• _Aim_: Pull out every line in the records below that contains the string "clamp", matching case exactly.

━━━━━━━━━━

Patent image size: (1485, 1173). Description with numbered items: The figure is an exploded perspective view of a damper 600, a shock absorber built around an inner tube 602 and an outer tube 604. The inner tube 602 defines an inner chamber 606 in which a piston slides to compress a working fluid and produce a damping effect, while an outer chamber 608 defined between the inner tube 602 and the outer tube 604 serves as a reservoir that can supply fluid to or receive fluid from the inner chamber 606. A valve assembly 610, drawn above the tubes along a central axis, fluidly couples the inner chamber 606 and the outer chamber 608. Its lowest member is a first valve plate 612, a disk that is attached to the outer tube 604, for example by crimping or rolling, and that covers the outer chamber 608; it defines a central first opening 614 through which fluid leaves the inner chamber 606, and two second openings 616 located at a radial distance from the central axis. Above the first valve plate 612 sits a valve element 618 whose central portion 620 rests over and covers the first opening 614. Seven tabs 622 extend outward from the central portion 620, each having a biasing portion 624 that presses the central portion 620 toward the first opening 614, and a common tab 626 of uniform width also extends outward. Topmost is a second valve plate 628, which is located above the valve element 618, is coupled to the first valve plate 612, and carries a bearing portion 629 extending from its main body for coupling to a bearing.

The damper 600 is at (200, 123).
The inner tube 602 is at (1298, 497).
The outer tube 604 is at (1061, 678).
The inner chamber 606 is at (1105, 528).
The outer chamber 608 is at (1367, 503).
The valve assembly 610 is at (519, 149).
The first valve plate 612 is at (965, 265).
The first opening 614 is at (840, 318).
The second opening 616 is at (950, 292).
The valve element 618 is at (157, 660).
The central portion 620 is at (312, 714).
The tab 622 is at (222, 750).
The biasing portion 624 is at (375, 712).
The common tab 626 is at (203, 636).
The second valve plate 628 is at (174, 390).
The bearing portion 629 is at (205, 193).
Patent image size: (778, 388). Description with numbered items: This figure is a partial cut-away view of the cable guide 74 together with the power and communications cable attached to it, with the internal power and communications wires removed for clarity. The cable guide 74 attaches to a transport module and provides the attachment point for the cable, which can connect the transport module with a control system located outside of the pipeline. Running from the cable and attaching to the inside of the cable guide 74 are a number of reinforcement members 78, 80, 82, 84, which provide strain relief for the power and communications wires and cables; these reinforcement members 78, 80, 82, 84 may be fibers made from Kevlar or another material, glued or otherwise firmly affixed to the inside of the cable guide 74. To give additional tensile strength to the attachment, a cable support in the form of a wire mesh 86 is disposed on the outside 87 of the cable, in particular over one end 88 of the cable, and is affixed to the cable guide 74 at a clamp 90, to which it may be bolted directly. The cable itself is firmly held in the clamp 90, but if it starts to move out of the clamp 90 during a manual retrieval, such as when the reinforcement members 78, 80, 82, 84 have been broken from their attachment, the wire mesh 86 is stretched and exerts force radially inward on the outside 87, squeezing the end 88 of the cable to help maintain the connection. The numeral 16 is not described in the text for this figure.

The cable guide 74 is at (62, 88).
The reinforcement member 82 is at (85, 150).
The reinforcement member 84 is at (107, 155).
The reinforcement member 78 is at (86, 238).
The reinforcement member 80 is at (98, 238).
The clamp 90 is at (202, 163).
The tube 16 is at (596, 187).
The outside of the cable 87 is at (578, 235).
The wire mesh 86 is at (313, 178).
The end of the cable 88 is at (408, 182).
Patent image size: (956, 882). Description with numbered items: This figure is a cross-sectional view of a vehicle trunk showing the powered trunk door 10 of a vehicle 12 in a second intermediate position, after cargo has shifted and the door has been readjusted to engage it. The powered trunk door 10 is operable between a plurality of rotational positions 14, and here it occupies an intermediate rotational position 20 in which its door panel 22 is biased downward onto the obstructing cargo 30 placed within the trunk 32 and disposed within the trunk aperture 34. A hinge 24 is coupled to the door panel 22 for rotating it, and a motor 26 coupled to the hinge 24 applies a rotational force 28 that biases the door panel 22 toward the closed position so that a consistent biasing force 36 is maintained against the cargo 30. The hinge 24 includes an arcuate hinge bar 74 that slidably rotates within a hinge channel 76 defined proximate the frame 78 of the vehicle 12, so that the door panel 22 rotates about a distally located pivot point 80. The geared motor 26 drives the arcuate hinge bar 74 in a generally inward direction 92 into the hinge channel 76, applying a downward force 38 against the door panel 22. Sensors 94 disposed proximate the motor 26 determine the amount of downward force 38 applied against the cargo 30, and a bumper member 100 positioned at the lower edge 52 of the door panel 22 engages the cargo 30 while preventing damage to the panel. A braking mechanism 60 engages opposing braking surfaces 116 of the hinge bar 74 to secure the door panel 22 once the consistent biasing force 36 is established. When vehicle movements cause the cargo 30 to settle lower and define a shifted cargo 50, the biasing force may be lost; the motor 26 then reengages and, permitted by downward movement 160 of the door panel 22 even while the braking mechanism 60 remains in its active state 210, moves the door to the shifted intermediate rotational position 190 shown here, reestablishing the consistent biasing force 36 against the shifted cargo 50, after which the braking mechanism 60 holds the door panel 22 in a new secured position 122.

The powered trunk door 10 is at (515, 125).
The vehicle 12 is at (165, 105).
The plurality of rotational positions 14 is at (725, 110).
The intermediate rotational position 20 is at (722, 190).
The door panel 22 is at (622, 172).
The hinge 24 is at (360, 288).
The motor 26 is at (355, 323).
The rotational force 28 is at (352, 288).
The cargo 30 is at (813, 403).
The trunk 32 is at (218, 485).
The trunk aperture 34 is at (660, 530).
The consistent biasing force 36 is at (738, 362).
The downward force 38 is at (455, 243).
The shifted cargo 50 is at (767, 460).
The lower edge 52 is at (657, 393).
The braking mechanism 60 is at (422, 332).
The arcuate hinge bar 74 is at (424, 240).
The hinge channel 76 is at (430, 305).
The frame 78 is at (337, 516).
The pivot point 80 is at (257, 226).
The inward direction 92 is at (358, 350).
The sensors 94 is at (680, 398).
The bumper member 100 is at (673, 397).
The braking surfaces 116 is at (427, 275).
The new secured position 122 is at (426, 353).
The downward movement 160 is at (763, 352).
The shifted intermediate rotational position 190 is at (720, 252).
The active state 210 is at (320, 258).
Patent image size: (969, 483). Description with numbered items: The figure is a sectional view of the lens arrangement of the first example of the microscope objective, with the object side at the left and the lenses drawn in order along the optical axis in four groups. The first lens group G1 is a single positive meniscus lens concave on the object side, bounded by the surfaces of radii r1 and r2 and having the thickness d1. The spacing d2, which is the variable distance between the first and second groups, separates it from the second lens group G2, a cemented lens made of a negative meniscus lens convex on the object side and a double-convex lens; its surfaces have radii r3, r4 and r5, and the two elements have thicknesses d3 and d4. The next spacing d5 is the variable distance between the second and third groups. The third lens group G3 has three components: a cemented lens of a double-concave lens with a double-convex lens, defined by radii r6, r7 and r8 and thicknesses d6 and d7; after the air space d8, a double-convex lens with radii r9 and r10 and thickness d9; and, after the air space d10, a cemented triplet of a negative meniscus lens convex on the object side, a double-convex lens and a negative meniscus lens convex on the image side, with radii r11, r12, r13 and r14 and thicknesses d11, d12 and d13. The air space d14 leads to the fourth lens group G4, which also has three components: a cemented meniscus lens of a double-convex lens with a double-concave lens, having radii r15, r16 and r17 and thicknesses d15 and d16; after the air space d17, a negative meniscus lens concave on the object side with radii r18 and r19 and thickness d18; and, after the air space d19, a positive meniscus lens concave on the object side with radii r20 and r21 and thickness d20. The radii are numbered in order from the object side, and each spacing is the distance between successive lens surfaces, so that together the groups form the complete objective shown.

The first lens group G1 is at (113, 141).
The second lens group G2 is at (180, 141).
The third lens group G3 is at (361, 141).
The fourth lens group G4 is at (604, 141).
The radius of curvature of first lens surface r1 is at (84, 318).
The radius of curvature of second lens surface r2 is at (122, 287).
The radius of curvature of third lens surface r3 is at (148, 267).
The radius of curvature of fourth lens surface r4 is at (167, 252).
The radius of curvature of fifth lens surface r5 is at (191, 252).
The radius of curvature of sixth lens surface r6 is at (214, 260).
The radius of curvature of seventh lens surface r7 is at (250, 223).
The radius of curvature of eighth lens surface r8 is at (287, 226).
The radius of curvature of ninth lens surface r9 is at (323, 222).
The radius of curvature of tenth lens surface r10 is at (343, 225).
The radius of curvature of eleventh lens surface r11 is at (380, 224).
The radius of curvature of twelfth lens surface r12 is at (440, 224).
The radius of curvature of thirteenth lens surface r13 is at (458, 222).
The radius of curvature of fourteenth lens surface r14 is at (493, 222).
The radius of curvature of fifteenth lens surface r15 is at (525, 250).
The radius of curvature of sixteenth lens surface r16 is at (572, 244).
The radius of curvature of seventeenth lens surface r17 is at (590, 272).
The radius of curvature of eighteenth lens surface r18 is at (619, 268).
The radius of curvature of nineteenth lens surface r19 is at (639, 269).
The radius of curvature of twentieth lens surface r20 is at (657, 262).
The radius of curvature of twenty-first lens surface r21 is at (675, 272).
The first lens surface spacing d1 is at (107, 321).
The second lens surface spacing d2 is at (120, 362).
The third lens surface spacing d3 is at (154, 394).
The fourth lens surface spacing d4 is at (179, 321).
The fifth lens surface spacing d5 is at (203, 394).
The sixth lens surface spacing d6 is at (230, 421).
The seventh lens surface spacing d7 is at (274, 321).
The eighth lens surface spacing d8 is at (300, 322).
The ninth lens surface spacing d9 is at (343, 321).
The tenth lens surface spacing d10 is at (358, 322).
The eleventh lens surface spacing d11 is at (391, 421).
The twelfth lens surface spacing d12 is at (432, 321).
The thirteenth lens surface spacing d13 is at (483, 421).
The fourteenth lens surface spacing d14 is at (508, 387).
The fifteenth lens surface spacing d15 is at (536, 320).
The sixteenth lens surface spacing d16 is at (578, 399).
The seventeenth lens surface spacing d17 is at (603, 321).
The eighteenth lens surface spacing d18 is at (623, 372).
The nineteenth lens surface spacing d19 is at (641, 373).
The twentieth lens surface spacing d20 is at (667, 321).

━━━━━━━━━━

• _Solved exercise_:
Patent image size: (778, 388). Description with numbered items: This figure is a partial cut-away view of the cable guide 74 together with the power and communications cable attached to it, with the internal power and communications wires removed for clarity. The cable guide 74 attaches to a transport module and provides the attachment point for the cable, which can connect the transport module with a control system located outside of the pipeline. Running from the cable and attaching to the inside of the cable guide 74 are a number of reinforcement members 78, 80, 82, 84, which provide strain relief for the power and communications wires and cables; these reinforcement members 78, 80, 82, 84 may be fibers made from Kevlar or another material, glued or otherwise firmly affixed to the inside of the cable guide 74. To give additional tensile strength to the attachment, a cable support in the form of a wire mesh 86 is disposed on the outside 87 of the cable, in particular over one end 88 of the cable, and is affixed to the cable guide 74 at a clamp 90, to which it may be bolted directly. The cable itself is firmly held in the clamp 90, but if it starts to move out of the clamp 90 during a manual retrieval, such as when the reinforcement members 78, 80, 82, 84 have been broken from their attachment, the wire mesh 86 is stretched and exerts force radially inward on the outside 87, squeezing the end 88 of the cable to help maintain the connection. The numeral 16 is not described in the text for this figure.
The clamp 90 is at (202, 163).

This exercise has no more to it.